-- BEGIN SUPPLIED DATA --
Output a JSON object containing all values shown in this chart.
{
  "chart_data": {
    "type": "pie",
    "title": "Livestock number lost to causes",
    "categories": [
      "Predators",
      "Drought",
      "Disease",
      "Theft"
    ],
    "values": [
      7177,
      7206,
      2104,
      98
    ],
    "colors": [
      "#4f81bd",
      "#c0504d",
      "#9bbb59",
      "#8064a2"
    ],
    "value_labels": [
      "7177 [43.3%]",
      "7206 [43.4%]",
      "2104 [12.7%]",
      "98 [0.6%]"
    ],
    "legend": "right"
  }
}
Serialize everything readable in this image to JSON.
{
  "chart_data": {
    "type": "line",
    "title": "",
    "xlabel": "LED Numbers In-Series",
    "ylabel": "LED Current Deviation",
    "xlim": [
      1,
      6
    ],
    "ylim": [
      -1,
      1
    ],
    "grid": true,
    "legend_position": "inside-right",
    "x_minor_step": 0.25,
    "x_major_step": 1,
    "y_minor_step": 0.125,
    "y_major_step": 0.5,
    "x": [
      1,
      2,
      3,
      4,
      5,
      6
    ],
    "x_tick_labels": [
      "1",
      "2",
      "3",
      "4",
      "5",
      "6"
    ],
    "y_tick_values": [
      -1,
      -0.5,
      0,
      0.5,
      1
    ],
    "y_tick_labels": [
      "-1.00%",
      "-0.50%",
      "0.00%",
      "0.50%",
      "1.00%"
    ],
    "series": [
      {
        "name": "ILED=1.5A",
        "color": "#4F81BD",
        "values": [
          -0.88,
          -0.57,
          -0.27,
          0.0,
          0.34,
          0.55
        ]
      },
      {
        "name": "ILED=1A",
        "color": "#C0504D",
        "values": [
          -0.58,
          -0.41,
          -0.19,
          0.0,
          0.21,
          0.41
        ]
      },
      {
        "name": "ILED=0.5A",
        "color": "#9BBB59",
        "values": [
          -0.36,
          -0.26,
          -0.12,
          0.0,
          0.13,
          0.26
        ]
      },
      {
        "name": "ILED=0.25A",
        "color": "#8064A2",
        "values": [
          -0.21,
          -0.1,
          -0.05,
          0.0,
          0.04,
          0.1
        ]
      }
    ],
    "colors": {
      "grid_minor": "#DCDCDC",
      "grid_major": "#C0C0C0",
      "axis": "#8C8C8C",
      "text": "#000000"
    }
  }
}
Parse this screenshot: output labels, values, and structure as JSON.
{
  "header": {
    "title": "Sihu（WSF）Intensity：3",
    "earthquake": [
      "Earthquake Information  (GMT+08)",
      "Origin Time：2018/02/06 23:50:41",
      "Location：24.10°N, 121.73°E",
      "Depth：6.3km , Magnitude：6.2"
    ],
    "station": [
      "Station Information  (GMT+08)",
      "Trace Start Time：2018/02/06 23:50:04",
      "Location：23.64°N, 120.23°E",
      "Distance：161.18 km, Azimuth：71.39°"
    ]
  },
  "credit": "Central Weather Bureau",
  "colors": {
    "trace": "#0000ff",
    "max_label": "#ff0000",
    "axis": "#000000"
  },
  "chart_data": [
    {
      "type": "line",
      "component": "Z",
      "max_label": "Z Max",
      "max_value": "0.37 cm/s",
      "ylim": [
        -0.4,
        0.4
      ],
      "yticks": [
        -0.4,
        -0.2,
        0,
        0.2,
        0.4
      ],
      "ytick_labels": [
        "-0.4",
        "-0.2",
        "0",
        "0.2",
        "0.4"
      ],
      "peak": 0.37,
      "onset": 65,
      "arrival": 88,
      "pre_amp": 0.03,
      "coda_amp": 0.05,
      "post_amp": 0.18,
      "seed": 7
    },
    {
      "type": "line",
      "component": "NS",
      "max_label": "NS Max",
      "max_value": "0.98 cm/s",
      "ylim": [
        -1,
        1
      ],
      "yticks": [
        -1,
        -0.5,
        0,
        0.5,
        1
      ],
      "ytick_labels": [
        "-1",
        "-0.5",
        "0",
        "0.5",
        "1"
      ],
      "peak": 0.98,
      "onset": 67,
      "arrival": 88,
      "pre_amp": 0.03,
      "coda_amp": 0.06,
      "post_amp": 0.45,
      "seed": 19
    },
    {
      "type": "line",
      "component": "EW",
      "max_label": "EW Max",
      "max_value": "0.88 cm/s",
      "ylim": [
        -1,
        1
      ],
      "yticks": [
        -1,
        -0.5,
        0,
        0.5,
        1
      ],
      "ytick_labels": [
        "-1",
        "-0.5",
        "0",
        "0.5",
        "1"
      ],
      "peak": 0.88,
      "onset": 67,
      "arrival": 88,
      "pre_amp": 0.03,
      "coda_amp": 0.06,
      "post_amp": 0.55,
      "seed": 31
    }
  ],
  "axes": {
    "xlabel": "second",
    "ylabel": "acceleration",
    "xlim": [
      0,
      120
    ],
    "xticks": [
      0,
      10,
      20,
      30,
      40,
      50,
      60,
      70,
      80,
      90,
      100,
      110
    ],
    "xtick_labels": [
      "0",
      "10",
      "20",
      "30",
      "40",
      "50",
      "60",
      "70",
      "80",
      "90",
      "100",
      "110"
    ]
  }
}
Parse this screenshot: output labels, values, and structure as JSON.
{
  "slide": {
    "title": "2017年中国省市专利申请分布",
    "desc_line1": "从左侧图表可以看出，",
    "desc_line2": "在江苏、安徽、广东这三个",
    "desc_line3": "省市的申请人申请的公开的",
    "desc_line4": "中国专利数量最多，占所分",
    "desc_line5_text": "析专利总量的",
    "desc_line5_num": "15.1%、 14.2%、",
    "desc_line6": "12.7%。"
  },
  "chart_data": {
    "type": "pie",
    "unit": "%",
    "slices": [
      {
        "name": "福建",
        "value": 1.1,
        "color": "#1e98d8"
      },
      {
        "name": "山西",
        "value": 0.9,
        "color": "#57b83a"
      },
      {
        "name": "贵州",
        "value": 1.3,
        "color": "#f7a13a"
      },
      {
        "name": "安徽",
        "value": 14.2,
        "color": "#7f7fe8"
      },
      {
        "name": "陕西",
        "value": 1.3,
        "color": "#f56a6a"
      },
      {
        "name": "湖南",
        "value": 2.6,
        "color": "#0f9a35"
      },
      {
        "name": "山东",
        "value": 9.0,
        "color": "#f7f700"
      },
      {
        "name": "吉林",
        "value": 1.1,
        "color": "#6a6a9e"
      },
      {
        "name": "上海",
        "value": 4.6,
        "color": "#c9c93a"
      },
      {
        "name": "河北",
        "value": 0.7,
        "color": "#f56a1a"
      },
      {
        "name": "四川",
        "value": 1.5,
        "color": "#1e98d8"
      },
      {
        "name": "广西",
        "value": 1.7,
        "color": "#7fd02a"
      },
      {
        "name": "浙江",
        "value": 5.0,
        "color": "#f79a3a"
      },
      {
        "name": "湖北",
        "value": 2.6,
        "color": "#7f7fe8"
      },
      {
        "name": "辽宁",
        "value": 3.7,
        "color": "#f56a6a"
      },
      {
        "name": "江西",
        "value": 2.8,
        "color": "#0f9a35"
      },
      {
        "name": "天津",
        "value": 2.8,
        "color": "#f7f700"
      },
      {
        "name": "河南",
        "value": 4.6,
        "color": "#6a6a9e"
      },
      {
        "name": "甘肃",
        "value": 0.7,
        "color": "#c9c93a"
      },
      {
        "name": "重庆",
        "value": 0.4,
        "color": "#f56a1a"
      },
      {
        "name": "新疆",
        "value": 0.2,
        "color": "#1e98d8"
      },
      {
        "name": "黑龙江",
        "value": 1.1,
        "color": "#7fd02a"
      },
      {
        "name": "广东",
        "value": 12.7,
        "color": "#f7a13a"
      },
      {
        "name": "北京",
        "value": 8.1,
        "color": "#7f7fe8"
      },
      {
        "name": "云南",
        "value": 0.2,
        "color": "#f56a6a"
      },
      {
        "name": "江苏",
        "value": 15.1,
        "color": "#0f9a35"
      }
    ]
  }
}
-- END SUPPLIED DATA --
» TO DO:
Copy all lines from the material that contain "JSON".

» REPLY TO THE EXERCISE:
Output a JSON object containing all values shown in this chart.
Serialize everything readable in this image to JSON.
Parse this screenshot: output labels, values, and structure as JSON.
Parse this screenshot: output labels, values, and structure as JSON.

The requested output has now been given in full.